WHAT THE TASK REQUIRES — Images appear in the records below; leave them out and repeat everything else exactly.

Stored items from a collection
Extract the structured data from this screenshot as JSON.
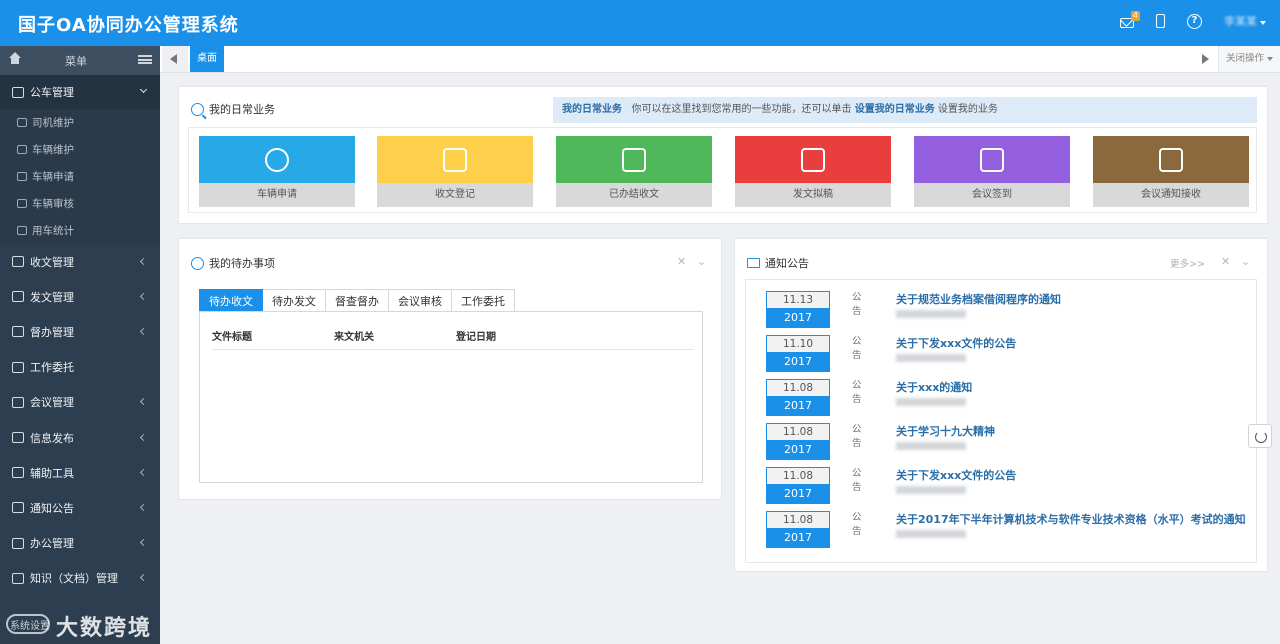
{
  "app": {
    "title": "国子OA协同办公管理系统",
    "mail_badge": "4",
    "user_name": "李某某"
  },
  "sidebar": {
    "header_label": "菜单",
    "items": [
      {
        "label": "公车管理"
      },
      {
        "label": "收文管理"
      },
      {
        "label": "发文管理"
      },
      {
        "label": "督办管理"
      },
      {
        "label": "工作委托"
      },
      {
        "label": "会议管理"
      },
      {
        "label": "信息发布"
      },
      {
        "label": "辅助工具"
      },
      {
        "label": "通知公告"
      },
      {
        "label": "办公管理"
      },
      {
        "label": "知识（文档）管理"
      }
    ],
    "sub_items": [
      {
        "label": "司机维护"
      },
      {
        "label": "车辆维护"
      },
      {
        "label": "车辆申请"
      },
      {
        "label": "车辆审核"
      },
      {
        "label": "用车统计"
      }
    ],
    "bottom_text": "系统设置",
    "watermark": "大数跨境"
  },
  "tabbar": {
    "active_tab": "桌面",
    "close_ops": "关闭操作"
  },
  "daily": {
    "title": "我的日常业务",
    "info_prefix": "我的日常业务",
    "info_middle": "你可以在这里找到您常用的一些功能，还可以单击",
    "info_link": "设置我的日常业务",
    "info_suffix": "设置我的业务",
    "tiles": [
      {
        "label": "车辆申请",
        "color": "#27a9e8"
      },
      {
        "label": "收文登记",
        "color": "#fdcf4b"
      },
      {
        "label": "已办结收文",
        "color": "#4fb85a"
      },
      {
        "label": "发文拟稿",
        "color": "#ea3e3e"
      },
      {
        "label": "会议签到",
        "color": "#9460e0"
      },
      {
        "label": "会议通知接收",
        "color": "#8a6a3c"
      }
    ]
  },
  "pending": {
    "title": "我的待办事项",
    "tabs": [
      "待办收文",
      "待办发文",
      "督查督办",
      "会议审核",
      "工作委托"
    ],
    "columns": [
      "文件标题",
      "来文机关",
      "登记日期"
    ]
  },
  "notices": {
    "title": "通知公告",
    "more": "更多>>",
    "kind": "公告",
    "items": [
      {
        "md": "11.13",
        "year": "2017",
        "title": "关于规范业务档案借阅程序的通知"
      },
      {
        "md": "11.10",
        "year": "2017",
        "title": "关于下发xxx文件的公告"
      },
      {
        "md": "11.08",
        "year": "2017",
        "title": "关于xxx的通知"
      },
      {
        "md": "11.08",
        "year": "2017",
        "title": "关于学习十九大精神"
      },
      {
        "md": "11.08",
        "year": "2017",
        "title": "关于下发xxx文件的公告"
      },
      {
        "md": "11.08",
        "year": "2017",
        "title": "关于2017年下半年计算机技术与软件专业技术资格（水平）考试的通知"
      }
    ]
  }
}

RESPONSE —
Extract the structured data from this screenshot as JSON.
{
  "app": {
    "title": "国子OA协同办公管理系统",
    "mail_badge": "4",
    "user_name": "李某某"
  },
  "sidebar": {
    "header_label": "菜单",
    "items": [
      {
        "label": "公车管理"
      },
      {
        "label": "收文管理"
      },
      {
        "label": "发文管理"
      },
      {
        "label": "督办管理"
      },
      {
        "label": "工作委托"
      },
      {
        "label": "会议管理"
      },
      {
        "label": "信息发布"
      },
      {
        "label": "辅助工具"
      },
      {
        "label": "通知公告"
      },
      {
        "label": "办公管理"
      },
      {
        "label": "知识（文档）管理"
      }
    ],
    "sub_items": [
      {
        "label": "司机维护"
      },
      {
        "label": "车辆维护"
      },
      {
        "label": "车辆申请"
      },
      {
        "label": "车辆审核"
      },
      {
        "label": "用车统计"
      }
    ],
    "bottom_text": "系统设置",
    "watermark": "大数跨境"
  },
  "tabbar": {
    "active_tab": "桌面",
    "close_ops": "关闭操作"
  },
  "daily": {
    "title": "我的日常业务",
    "info_prefix": "我的日常业务",
    "info_middle": "你可以在这里找到您常用的一些功能，还可以单击",
    "info_link": "设置我的日常业务",
    "info_suffix": "设置我的业务",
    "tiles": [
      {
        "label": "车辆申请",
        "color": "#27a9e8"
      },
      {
        "label": "收文登记",
        "color": "#fdcf4b"
      },
      {
        "label": "已办结收文",
        "color": "#4fb85a"
      },
      {
        "label": "发文拟稿",
        "color": "#ea3e3e"
      },
      {
        "label": "会议签到",
        "color": "#9460e0"
      },
      {
        "label": "会议通知接收",
        "color": "#8a6a3c"
      }
    ]
  },
  "pending": {
    "title": "我的待办事项",
    "tabs": [
      "待办收文",
      "待办发文",
      "督查督办",
      "会议审核",
      "工作委托"
    ],
    "columns": [
      "文件标题",
      "来文机关",
      "登记日期"
    ]
  },
  "notices": {
    "title": "通知公告",
    "more": "更多>>",
    "kind": "公告",
    "items": [
      {
        "md": "11.13",
        "year": "2017",
        "title": "关于规范业务档案借阅程序的通知"
      },
      {
        "md": "11.10",
        "year": "2017",
        "title": "关于下发xxx文件的公告"
      },
      {
        "md": "11.08",
        "year": "2017",
        "title": "关于xxx的通知"
      },
      {
        "md": "11.08",
        "year": "2017",
        "title": "关于学习十九大精神"
      },
      {
        "md": "11.08",
        "year": "2017",
        "title": "关于下发xxx文件的公告"
      },
      {
        "md": "11.08",
        "year": "2017",
        "title": "关于2017年下半年计算机技术与软件专业技术资格（水平）考试的通知"
      }
    ]
  }
}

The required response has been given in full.